-- BEGIN INFORMATION SHOWN --
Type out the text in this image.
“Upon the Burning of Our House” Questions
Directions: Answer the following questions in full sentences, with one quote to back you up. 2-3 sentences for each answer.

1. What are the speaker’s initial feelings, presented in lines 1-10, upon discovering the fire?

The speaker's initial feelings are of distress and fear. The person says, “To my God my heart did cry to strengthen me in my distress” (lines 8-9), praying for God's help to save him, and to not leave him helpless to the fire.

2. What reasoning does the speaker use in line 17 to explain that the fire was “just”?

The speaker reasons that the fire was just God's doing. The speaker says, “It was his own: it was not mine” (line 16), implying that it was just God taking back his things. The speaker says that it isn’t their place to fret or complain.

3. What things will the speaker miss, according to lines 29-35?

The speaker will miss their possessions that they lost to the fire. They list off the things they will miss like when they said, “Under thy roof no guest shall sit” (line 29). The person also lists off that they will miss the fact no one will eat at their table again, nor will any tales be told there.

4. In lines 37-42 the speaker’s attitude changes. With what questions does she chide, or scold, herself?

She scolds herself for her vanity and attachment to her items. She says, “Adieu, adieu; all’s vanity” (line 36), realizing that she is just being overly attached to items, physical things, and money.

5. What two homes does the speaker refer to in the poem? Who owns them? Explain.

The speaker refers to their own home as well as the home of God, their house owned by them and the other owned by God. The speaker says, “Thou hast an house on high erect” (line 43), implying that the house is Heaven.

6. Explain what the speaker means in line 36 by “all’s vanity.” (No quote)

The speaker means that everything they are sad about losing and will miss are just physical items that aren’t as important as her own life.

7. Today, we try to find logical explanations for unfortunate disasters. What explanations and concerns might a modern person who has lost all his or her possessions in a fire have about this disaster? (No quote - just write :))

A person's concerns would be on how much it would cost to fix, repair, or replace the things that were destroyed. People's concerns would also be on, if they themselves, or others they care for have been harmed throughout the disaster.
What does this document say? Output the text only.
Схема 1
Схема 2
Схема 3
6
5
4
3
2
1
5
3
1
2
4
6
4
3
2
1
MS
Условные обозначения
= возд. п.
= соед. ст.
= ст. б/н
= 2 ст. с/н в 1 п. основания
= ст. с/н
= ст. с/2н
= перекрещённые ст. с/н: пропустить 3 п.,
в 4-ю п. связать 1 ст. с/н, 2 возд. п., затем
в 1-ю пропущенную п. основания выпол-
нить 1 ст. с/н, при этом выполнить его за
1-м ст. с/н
-- END INFORMATION SHOWN --
*REQUIRED TASK*
Return only the number of lines in the entries that contain the string "text".

*RESULT OF THIS EXERCISE*
2